**AIM**. For the data below, work out how many lines include the string "investora" and report only the number.

Source data:
'''
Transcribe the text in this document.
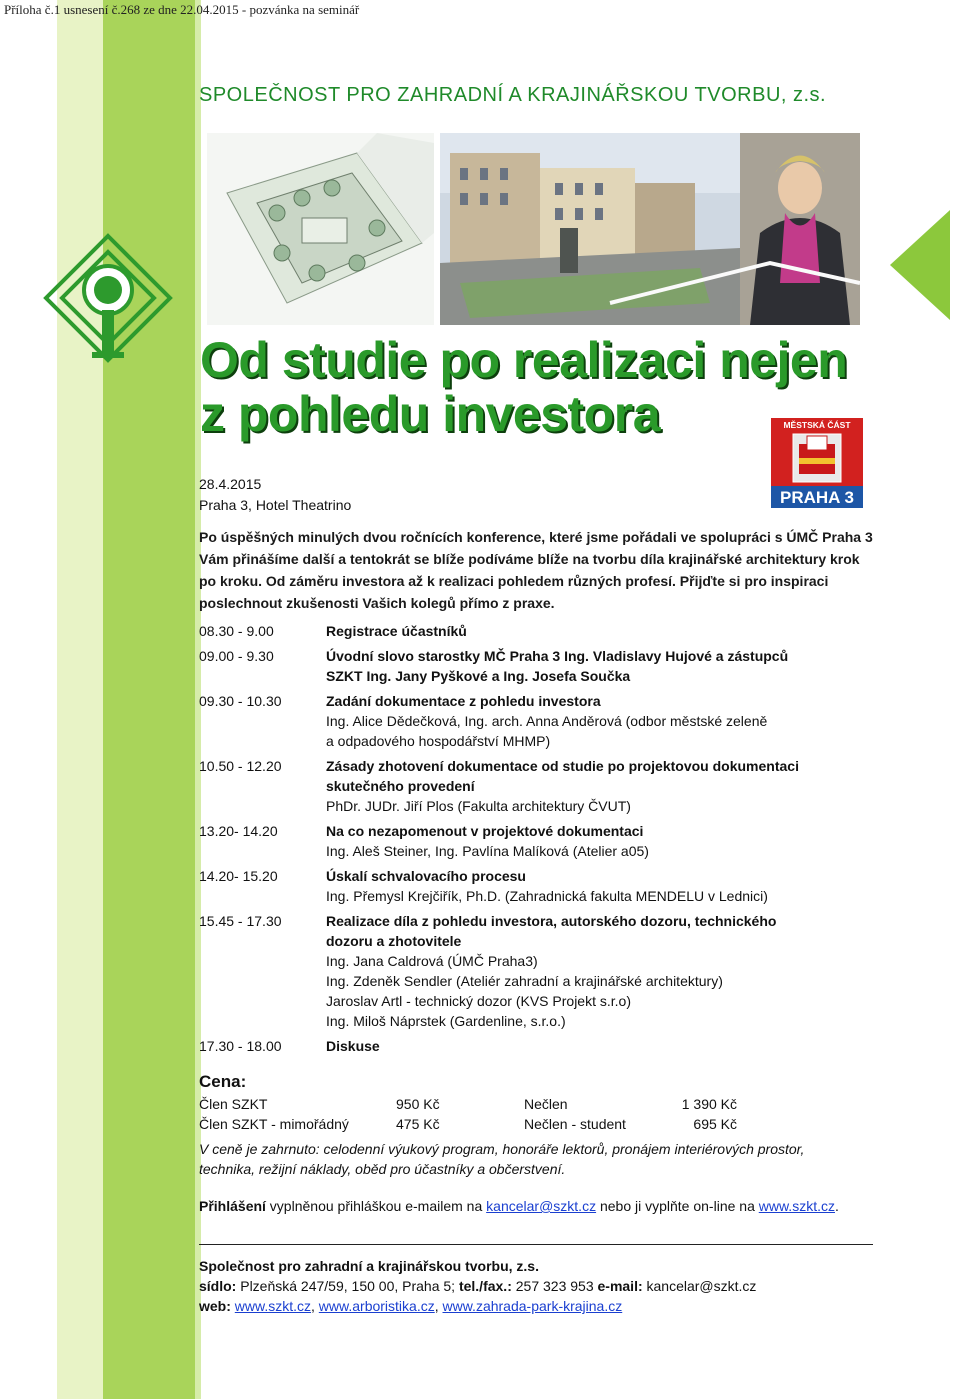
Příloha č.1 usnesení č.268 ze dne 22.04.2015 - pozvánka na seminář
SPOLEČNOST PRO ZAHRADNÍ A KRAJINÁŘSKOU TVORBU, z.s.
Od studie po realizaci nejen
z pohledu investora	MĚSTSKÁ ČÁST
PRAHA 3
28.4.2015
Praha 3, Hotel Theatrino
Po úspěšných minulých dvou ročnících konference, které jsme pořádali ve spolupráci s ÚMČ Praha 3
Vám přinášíme další a tentokrát se blíže podíváme blíže na tvorbu díla krajinářské architektury krok
po kroku. Od záměru investora až k realizaci pohledem různých profesí. Přijďte si pro inspiraci
poslechnout zkušenosti Vašich kolegů přímo z praxe.
08.30 - 9.00	Registrace účastníků
09.00 - 9.30	Úvodní slovo starostky MČ Praha 3 Ing. Vladislavy Hujové a zástupců
SZKT Ing. Jany Pyškové a Ing. Josefa Součka
09.30 - 10.30	Zadání dokumentace z pohledu investora
Ing. Alice Dědečková, Ing. arch. Anna Anděrová (odbor městské zeleně
a odpadového hospodářství MHMP)
10.50 - 12.20	Zásady zhotovení dokumentace od studie po projektovou dokumentaci
skutečného provedení
PhDr. JUDr. Jiří Plos (Fakulta architektury ČVUT)
13.20- 14.20	Na co nezapomenout v projektové dokumentaci
Ing. Aleš Steiner, Ing. Pavlína Malíková (Atelier a05)
14.20- 15.20	Úskalí schvalovacího procesu
Ing. Přemysl Krejčiřík, Ph.D. (Zahradnická fakulta MENDELU v Lednici)
15.45 - 17.30	Realizace díla z pohledu investora, autorského dozoru, technického
dozoru a zhotovitele
Ing. Jana Caldrová (ÚMČ Praha3)
Ing. Zdeněk Sendler (Ateliér zahradní a krajinářské architektury)
Jaroslav Artl - technický dozor (KVS Projekt s.r.o)
Ing. Miloš Náprstek (Gardenline, s.r.o.)
17.30 - 18.00	Diskuse
Cena:
Člen SZKT	950 Kč	Nečlen	1 390 Kč
Člen SZKT - mimořádný	475 Kč	Nečlen - student	695 Kč
V ceně je zahrnuto: celodenní výukový program, honoráře lektorů, pronájem interiérových prostor,
technika, režijní náklady, oběd pro účastníky a občerstvení.
Přihlášení vyplněnou přihláškou e-mailem na kancelar@szkt.cz nebo ji vyplňte on-line na www.szkt.cz.
Společnost pro zahradní a krajinářskou tvorbu, z.s.
sídlo: Plzeňská 247/59, 150 00, Praha 5; tel./fax.: 257 323 953 e-mail: kancelar@szkt.cz
web: www.szkt.cz, www.arboristika.cz, www.zahrada-park-krajina.cz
'''
**WRITTEN ANSWER**. 4